Data tied to figure images:

▽

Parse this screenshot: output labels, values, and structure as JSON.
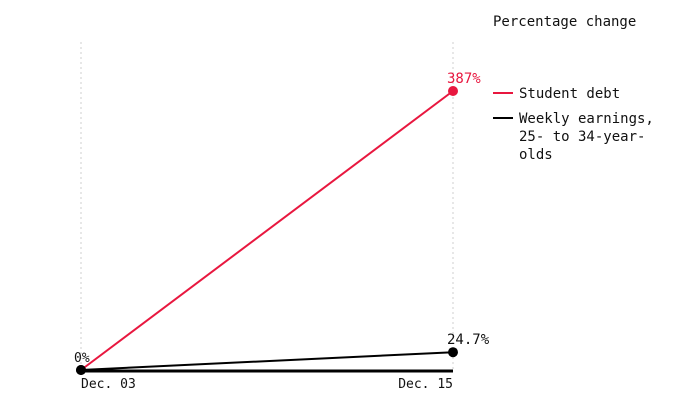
{
  "chart_data": {
    "type": "line",
    "title": "Percentage change",
    "x": [
      "Dec. 03",
      "Dec. 15"
    ],
    "x_tick_labels": [
      "Dec. 03",
      "Dec. 15"
    ],
    "ylim": [
      0,
      387
    ],
    "grid": "vertical dotted lines at each x tick",
    "legend_placement": "right",
    "series": [
      {
        "name": "Student debt",
        "color": "#e8173f",
        "values": [
          0,
          387
        ],
        "end_label": "387%"
      },
      {
        "name": "Weekly earnings, 25- to 34-year-olds",
        "name_lines": [
          "Weekly earnings,",
          "25- to 34-year-",
          "olds"
        ],
        "color": "#000000",
        "values": [
          0,
          24.7
        ],
        "end_label": "24.7%"
      }
    ],
    "start_label": "0%"
  }
}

△

Stated problem
Look for lines containing the string "year" and copy them all.

Exercise output
        "name": "Weekly earnings, 25- to 34-year-olds",
          "25- to 34-year-",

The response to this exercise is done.